TASK DIRECTIONS →
Transcribe the listing that follows in full, omitting pictures.

[Saved entries]
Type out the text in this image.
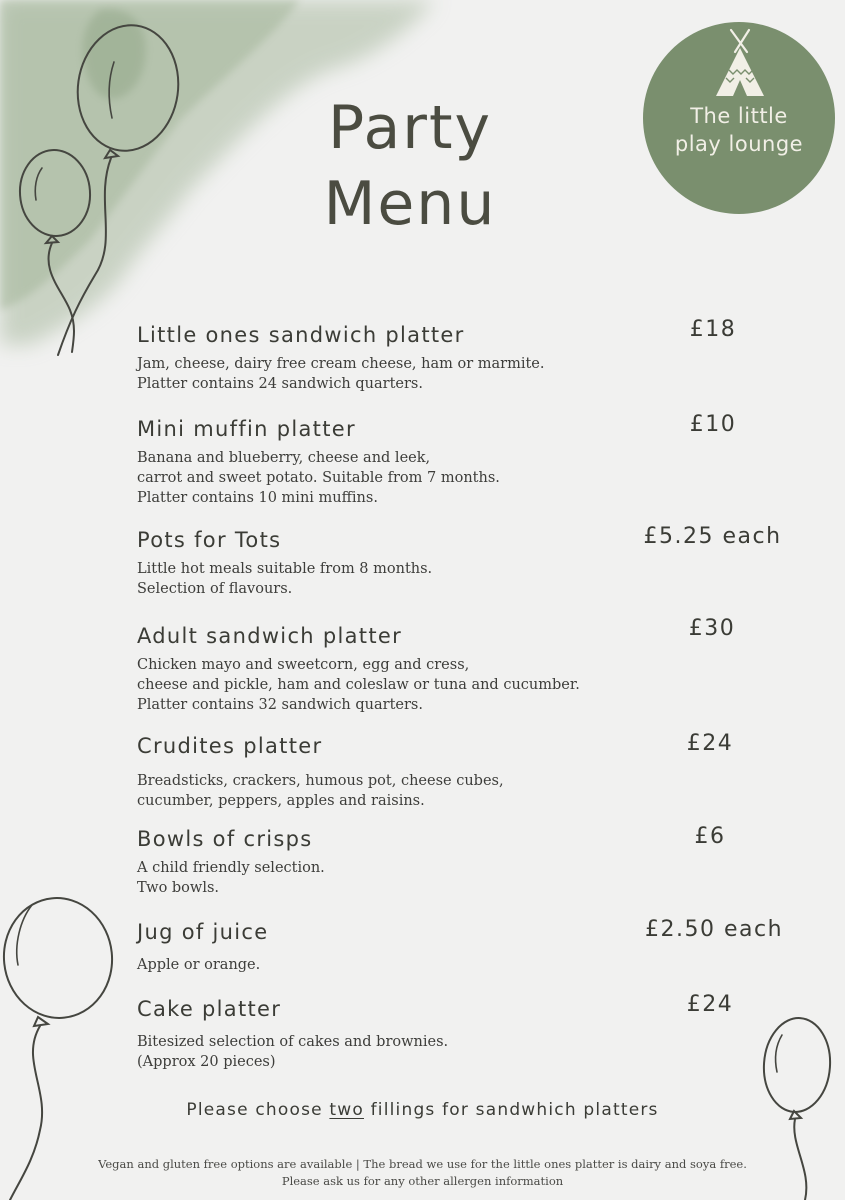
Party
Menu
The little
play lounge
Little ones sandwich platter
Jam, cheese, dairy free cream cheese, ham or marmite.
Platter contains 24 sandwich quarters.
£18
Mini muffin platter
Banana and blueberry, cheese and leek,
carrot and sweet potato. Suitable from 7 months.
Platter contains 10 mini muffins.
£10
Pots for Tots
Little hot meals suitable from 8 months.
Selection of flavours.
£5.25 each
Adult sandwich platter
Chicken mayo and sweetcorn, egg and cress,
cheese and pickle, ham and coleslaw or tuna and cucumber.
Platter contains 32 sandwich quarters.
£30
Crudites platter
Breadsticks, crackers, humous pot, cheese cubes,
cucumber, peppers, apples and raisins.
£24
Bowls of crisps
A child friendly selection.
Two bowls.
£6
Jug of juice
Apple or orange.
£2.50 each
Cake platter
Bitesized selection of cakes and brownies.
(Approx 20 pieces)
£24
Please choose two fillings for sandwhich platters
Vegan and gluten free options are available | The bread we use for the little ones platter is dairy and soya free.
Please ask us for any other allergen information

ANSWER BELOW →
Type out the text in this image.
Party
Menu
The little
play lounge
Little ones sandwich platter
Jam, cheese, dairy free cream cheese, ham or marmite.
Platter contains 24 sandwich quarters.
£18
Mini muffin platter
Banana and blueberry, cheese and leek,
carrot and sweet potato. Suitable from 7 months.
Platter contains 10 mini muffins.
£10
Pots for Tots
Little hot meals suitable from 8 months.
Selection of flavours.
£5.25 each
Adult sandwich platter
Chicken mayo and sweetcorn, egg and cress,
cheese and pickle, ham and coleslaw or tuna and cucumber.
Platter contains 32 sandwich quarters.
£30
Crudites platter
Breadsticks, crackers, humous pot, cheese cubes,
cucumber, peppers, apples and raisins.
£24
Bowls of crisps
A child friendly selection.
Two bowls.
£6
Jug of juice
Apple or orange.
£2.50 each
Cake platter
Bitesized selection of cakes and brownies.
(Approx 20 pieces)
£24
Please choose two fillings for sandwhich platters
Vegan and gluten free options are available | The bread we use for the little ones platter is dairy and soya free.
Please ask us for any other allergen information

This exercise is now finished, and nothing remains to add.